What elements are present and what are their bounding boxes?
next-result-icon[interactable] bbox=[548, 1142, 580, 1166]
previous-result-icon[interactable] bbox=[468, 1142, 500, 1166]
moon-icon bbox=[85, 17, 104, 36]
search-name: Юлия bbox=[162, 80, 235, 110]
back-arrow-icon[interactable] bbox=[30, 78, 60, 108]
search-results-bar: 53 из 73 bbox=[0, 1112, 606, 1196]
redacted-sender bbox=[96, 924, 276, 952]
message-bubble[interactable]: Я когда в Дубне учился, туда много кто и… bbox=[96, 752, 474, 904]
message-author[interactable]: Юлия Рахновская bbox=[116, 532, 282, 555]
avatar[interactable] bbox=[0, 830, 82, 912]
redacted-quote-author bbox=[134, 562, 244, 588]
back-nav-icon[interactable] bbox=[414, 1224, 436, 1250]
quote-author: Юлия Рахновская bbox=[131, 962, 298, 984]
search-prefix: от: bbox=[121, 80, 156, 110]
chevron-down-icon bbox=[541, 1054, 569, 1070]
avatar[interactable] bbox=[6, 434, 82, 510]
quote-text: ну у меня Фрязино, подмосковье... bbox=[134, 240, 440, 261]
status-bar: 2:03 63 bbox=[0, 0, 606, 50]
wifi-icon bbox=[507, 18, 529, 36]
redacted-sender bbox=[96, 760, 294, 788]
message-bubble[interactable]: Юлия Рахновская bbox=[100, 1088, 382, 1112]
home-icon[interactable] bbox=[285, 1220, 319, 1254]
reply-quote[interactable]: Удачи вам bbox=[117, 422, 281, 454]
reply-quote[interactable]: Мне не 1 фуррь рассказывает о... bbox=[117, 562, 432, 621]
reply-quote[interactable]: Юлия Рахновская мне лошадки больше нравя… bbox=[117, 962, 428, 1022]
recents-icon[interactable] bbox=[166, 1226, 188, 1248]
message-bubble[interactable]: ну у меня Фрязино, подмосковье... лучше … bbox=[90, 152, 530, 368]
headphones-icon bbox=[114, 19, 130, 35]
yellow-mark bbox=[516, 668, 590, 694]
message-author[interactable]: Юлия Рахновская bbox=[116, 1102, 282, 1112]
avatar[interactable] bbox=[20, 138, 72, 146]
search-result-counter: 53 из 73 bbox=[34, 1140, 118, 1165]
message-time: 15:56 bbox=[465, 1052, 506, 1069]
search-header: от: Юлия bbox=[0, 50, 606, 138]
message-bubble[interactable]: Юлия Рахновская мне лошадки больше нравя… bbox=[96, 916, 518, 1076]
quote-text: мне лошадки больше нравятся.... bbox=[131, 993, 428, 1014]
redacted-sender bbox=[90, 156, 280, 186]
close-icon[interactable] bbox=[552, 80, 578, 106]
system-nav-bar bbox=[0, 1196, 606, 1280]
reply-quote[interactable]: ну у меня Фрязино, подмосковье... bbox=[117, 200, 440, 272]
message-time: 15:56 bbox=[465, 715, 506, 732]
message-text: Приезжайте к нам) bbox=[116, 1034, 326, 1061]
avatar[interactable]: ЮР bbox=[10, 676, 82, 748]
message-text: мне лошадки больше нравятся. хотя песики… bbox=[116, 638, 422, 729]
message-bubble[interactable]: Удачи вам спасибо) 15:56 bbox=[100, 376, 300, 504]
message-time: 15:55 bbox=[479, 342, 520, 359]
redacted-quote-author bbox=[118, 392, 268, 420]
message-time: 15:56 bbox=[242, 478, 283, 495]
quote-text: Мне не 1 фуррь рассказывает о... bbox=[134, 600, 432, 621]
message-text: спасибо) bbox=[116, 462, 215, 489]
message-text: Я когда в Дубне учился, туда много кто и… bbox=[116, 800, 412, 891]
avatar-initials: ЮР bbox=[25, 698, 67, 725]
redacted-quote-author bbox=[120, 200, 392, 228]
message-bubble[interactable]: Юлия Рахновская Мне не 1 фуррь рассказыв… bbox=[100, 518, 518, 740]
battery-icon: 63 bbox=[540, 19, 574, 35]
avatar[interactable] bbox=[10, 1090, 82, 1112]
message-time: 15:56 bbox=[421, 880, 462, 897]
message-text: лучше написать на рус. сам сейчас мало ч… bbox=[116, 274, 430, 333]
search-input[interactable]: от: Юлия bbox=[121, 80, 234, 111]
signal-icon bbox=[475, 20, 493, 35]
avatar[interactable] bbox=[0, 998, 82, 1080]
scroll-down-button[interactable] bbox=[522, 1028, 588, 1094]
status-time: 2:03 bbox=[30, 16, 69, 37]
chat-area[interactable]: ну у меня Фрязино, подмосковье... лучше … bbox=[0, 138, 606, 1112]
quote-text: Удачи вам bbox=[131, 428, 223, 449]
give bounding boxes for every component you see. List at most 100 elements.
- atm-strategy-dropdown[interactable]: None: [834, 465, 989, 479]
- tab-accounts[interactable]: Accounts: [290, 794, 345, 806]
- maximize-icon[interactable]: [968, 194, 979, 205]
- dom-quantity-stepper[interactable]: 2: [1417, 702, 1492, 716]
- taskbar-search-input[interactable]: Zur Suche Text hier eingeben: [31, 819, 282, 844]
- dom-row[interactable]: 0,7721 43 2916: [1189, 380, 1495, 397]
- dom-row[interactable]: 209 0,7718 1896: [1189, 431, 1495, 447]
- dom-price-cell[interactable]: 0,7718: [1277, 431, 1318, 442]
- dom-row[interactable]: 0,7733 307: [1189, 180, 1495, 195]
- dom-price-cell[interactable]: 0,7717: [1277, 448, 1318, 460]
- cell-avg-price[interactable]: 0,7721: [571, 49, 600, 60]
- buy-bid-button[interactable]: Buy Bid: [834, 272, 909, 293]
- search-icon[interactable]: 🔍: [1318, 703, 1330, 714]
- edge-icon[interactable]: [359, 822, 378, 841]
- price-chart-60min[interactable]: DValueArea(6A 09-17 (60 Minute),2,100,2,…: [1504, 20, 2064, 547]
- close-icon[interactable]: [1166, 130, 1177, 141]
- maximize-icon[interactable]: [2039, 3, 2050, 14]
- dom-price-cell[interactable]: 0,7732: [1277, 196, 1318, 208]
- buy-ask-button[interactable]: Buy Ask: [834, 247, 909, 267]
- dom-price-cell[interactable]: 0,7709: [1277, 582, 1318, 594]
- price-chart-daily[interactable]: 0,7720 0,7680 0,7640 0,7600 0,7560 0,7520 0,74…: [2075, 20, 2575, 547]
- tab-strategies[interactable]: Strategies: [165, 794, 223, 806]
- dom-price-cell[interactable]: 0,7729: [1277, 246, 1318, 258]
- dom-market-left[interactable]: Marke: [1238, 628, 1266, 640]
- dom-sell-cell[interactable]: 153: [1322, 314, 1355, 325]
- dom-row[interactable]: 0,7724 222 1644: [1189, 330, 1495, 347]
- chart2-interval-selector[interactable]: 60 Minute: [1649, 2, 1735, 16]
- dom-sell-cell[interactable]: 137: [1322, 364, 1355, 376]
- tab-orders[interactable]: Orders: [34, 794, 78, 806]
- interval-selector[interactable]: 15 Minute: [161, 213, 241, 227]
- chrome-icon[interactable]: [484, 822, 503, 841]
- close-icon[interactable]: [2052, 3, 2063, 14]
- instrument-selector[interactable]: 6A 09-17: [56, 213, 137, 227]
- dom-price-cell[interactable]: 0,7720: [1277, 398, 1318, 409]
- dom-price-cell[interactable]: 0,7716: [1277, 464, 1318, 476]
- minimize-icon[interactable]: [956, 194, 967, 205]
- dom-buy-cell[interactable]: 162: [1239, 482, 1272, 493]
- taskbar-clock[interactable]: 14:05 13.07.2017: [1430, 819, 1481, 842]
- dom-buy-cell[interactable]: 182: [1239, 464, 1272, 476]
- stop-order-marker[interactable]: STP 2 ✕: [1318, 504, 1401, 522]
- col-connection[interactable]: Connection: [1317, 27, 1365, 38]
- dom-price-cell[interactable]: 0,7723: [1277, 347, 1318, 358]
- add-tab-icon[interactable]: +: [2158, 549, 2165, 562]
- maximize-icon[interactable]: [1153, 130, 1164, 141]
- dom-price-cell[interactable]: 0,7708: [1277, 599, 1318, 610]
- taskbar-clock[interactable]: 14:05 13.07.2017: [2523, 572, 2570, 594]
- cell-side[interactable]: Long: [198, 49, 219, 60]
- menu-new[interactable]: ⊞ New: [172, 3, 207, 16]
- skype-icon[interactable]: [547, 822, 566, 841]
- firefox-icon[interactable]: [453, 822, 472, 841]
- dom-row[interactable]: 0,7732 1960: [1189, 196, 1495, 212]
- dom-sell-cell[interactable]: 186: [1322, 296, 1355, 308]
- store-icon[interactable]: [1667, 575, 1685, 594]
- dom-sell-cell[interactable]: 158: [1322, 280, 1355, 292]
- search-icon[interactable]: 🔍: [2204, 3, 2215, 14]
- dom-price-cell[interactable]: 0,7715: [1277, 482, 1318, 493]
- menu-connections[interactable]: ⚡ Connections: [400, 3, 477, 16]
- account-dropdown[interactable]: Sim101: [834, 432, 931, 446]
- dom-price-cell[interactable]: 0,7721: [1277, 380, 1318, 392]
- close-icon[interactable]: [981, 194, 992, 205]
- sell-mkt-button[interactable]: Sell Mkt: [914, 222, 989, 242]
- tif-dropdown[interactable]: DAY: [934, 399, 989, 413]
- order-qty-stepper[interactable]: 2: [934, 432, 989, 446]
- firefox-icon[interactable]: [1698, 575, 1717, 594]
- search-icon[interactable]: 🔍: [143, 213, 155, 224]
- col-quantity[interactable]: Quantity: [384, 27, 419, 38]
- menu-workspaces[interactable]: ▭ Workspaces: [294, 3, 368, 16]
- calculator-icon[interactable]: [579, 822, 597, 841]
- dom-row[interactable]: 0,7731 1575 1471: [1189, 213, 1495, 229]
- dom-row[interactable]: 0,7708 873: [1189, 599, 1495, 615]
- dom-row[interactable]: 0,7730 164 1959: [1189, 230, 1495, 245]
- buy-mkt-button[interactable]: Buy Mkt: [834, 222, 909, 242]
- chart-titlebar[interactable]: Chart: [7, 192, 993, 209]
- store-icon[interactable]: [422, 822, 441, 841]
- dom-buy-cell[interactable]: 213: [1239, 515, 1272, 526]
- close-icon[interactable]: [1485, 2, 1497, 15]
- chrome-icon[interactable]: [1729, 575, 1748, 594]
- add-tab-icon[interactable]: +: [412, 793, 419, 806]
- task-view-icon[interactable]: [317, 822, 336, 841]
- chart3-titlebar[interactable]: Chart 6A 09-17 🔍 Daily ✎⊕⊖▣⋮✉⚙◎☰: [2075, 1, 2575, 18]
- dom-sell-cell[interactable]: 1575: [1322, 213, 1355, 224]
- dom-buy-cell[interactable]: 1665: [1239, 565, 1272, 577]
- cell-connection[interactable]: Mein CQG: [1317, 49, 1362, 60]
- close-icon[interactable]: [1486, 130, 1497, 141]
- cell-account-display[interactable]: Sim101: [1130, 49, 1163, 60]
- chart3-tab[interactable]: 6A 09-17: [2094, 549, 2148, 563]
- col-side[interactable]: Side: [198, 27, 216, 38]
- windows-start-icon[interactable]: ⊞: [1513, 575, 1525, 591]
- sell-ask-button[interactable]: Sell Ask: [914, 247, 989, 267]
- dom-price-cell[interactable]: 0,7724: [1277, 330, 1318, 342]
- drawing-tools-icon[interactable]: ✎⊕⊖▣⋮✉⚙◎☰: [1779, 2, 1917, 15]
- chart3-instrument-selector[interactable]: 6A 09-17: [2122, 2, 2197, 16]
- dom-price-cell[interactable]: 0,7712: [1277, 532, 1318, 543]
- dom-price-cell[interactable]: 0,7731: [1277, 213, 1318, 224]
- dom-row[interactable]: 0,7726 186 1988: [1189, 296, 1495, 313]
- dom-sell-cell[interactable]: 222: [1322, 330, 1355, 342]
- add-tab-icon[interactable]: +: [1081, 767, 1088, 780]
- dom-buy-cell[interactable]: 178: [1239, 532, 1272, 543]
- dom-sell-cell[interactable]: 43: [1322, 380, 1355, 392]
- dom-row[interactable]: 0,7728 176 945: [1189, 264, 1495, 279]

_ _ _ _ _

STATED EXERCISE
Copy out the items above word for word, from the first line through the line holding "avatar[interactable] bbox=[6, 434, 82, 510]", with that line included.

EXERCISE OUTPUT
What elements are present and what are their bounding boxes?
next-result-icon[interactable] bbox=[548, 1142, 580, 1166]
previous-result-icon[interactable] bbox=[468, 1142, 500, 1166]
moon-icon bbox=[85, 17, 104, 36]
search-name: Юлия bbox=[162, 80, 235, 110]
back-arrow-icon[interactable] bbox=[30, 78, 60, 108]
search-results-bar: 53 из 73 bbox=[0, 1112, 606, 1196]
redacted-sender bbox=[96, 924, 276, 952]
message-bubble[interactable]: Я когда в Дубне учился, туда много кто и… bbox=[96, 752, 474, 904]
message-author[interactable]: Юлия Рахновская bbox=[116, 532, 282, 555]
avatar[interactable] bbox=[0, 830, 82, 912]
redacted-quote-author bbox=[134, 562, 244, 588]
back-nav-icon[interactable] bbox=[414, 1224, 436, 1250]
quote-author: Юлия Рахновская bbox=[131, 962, 298, 984]
search-prefix: от: bbox=[121, 80, 156, 110]
chevron-down-icon bbox=[541, 1054, 569, 1070]
avatar[interactable] bbox=[6, 434, 82, 510]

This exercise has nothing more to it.